Select every line containing the word "color" from the material, and copy those lines.

----- Data for processing -----

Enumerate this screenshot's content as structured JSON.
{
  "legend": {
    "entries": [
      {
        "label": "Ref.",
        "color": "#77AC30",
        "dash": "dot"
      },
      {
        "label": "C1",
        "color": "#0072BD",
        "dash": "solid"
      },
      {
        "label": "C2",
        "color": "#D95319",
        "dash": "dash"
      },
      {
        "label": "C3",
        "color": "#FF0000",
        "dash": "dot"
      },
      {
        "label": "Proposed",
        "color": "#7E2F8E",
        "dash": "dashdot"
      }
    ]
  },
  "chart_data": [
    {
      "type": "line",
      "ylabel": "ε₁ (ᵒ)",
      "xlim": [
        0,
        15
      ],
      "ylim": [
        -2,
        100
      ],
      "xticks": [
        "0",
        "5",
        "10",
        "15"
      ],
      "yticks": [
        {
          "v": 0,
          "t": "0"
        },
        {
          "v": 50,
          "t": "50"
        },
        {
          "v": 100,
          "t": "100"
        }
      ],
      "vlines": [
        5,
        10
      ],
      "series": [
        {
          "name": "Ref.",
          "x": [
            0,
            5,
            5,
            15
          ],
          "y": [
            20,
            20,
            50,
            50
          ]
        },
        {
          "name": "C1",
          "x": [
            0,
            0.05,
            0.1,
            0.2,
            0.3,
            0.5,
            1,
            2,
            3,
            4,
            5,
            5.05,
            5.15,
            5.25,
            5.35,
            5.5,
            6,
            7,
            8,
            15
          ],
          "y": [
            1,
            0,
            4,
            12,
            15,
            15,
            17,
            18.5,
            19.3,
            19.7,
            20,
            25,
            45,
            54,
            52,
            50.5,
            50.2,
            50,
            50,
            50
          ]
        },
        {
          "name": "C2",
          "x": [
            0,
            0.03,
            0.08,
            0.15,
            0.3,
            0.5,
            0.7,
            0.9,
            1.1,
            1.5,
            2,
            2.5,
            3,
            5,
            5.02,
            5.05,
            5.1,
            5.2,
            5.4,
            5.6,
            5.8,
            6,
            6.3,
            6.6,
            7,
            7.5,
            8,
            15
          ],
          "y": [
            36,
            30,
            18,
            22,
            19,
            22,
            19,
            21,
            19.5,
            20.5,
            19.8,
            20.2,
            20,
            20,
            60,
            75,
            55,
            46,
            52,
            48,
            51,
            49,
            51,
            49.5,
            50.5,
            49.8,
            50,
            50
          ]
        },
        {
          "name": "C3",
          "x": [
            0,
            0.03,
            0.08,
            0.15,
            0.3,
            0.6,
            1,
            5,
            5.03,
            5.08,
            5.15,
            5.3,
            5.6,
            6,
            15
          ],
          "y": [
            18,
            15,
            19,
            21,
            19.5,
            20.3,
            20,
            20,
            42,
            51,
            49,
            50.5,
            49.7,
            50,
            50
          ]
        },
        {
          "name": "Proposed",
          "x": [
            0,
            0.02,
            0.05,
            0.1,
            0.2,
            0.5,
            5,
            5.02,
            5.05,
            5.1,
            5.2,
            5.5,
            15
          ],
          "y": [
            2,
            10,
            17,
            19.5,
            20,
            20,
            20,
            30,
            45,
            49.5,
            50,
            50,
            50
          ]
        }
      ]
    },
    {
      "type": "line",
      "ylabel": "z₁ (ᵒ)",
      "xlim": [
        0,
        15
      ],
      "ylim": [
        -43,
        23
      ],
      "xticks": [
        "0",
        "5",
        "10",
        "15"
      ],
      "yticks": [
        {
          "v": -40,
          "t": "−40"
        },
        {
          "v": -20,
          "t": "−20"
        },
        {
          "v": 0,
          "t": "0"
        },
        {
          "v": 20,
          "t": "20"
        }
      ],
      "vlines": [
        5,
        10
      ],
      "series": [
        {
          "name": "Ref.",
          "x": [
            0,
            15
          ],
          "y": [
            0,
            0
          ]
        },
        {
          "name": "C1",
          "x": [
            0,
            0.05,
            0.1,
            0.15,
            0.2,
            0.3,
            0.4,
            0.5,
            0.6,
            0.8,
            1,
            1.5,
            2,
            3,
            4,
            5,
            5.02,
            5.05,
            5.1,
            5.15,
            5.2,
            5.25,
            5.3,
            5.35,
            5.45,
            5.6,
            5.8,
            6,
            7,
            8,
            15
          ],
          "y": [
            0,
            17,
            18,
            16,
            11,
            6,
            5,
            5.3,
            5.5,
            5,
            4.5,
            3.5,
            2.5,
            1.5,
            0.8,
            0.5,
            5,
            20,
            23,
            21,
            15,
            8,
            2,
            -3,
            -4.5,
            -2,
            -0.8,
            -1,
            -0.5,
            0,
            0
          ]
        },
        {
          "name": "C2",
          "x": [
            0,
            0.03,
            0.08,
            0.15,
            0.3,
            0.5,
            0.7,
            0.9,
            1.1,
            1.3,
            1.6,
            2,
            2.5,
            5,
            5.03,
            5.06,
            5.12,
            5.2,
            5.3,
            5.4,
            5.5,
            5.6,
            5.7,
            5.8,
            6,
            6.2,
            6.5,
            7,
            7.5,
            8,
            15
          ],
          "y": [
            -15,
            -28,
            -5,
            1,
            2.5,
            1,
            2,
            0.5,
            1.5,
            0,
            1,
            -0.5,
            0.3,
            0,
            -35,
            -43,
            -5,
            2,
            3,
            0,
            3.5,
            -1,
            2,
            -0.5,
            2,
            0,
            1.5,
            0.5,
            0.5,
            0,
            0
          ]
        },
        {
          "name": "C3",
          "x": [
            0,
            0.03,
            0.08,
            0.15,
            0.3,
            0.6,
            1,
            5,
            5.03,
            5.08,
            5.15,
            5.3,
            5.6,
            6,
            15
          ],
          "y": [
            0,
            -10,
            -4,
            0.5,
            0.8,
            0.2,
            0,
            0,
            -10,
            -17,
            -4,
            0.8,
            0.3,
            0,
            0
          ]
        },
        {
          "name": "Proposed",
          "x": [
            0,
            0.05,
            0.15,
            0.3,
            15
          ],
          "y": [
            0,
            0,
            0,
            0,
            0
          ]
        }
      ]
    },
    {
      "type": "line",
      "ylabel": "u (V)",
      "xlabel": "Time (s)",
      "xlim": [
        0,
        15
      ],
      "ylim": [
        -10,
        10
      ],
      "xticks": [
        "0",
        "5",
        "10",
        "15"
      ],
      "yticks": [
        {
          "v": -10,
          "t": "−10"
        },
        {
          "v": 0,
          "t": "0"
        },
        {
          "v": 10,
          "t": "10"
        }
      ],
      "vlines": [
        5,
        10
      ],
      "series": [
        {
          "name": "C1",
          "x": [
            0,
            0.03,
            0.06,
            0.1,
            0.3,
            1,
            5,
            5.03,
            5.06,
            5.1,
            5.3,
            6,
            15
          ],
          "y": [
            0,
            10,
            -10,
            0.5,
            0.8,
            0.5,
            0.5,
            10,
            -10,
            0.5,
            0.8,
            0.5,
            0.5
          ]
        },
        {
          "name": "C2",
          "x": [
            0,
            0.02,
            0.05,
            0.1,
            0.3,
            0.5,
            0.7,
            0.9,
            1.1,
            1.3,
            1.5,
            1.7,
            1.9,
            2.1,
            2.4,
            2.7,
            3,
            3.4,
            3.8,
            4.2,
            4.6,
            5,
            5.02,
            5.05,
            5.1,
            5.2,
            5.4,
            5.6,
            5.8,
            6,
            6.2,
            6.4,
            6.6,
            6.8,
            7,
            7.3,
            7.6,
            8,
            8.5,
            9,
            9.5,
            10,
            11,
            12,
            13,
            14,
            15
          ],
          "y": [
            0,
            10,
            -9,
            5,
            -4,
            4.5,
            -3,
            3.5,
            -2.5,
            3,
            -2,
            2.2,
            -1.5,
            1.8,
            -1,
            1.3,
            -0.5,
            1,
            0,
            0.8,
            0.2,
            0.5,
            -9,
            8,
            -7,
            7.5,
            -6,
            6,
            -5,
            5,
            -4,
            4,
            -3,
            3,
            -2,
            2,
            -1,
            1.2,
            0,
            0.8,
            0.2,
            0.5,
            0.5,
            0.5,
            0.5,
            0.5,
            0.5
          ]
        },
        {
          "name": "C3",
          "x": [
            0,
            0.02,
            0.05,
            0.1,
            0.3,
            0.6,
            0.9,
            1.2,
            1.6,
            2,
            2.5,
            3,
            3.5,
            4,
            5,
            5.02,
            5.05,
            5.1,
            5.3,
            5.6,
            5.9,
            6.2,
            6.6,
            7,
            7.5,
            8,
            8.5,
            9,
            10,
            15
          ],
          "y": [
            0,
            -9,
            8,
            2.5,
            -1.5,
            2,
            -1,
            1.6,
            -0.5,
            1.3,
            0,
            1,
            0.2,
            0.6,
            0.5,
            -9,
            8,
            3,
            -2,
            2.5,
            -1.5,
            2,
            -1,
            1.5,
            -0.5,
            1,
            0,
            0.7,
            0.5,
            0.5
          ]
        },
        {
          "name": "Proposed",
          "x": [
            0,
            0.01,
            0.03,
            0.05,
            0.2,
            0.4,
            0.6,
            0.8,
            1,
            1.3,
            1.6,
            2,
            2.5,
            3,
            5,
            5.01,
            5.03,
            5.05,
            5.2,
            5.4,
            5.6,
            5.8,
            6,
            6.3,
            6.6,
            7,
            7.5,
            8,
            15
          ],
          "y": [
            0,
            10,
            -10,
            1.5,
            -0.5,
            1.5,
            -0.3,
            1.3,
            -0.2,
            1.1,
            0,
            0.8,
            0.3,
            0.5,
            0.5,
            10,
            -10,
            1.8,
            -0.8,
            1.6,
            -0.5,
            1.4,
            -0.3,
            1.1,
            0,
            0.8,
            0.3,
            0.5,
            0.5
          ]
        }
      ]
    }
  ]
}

-----

* Exercise response:
        "color": "#77AC30",
        "color": "#0072BD",
        "color": "#D95319",
        "color": "#FF0000",
        "color": "#7E2F8E",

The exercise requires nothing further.